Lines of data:

- - - - -

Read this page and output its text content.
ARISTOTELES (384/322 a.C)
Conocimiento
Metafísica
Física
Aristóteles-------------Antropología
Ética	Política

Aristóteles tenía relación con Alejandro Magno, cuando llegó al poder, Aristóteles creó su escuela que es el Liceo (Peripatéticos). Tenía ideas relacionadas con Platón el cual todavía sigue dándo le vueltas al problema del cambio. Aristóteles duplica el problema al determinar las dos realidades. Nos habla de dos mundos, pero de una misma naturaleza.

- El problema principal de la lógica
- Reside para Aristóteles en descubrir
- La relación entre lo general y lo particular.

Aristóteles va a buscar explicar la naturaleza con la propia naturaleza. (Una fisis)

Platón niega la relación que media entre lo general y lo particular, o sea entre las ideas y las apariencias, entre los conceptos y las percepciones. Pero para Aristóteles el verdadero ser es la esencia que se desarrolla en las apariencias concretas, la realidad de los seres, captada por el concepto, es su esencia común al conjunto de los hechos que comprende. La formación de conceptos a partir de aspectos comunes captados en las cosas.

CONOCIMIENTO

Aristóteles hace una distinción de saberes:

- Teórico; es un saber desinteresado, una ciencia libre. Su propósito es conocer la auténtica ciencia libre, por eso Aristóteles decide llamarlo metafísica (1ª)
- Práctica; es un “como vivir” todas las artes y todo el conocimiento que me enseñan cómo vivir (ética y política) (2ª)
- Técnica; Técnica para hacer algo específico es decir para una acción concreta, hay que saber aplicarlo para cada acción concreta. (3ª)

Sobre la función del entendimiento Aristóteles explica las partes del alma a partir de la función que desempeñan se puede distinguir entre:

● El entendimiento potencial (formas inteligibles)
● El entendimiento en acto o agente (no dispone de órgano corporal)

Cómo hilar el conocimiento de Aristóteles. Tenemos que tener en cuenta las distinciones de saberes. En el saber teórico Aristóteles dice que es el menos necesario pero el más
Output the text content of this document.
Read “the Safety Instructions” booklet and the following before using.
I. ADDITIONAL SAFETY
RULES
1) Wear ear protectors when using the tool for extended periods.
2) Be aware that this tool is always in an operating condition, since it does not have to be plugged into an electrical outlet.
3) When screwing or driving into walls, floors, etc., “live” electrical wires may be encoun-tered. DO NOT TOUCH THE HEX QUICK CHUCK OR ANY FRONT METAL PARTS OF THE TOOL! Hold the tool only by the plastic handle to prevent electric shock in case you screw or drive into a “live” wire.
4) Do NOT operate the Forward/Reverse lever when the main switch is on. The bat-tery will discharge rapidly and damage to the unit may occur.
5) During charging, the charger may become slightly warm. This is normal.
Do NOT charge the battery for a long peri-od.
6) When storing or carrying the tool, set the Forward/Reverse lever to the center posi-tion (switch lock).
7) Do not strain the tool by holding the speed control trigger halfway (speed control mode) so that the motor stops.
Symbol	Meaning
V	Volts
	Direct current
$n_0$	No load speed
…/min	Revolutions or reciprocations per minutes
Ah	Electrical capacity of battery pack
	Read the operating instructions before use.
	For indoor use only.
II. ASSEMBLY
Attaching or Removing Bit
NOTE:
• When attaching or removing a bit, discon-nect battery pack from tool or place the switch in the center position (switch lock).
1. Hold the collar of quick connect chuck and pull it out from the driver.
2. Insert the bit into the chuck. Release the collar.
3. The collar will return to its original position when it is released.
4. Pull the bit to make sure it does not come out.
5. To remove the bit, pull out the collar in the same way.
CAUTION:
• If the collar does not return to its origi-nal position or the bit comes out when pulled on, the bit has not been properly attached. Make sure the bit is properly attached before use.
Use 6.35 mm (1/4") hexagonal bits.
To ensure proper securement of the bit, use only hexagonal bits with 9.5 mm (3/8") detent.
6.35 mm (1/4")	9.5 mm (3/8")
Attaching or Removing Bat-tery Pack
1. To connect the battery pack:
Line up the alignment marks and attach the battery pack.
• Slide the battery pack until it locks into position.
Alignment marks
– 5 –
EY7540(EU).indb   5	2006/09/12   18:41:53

- - - - -

■ What the task asks:
Using the records above, say how many lines include the string "does". Only the number is wanted.

■ Solution to this exercise:
3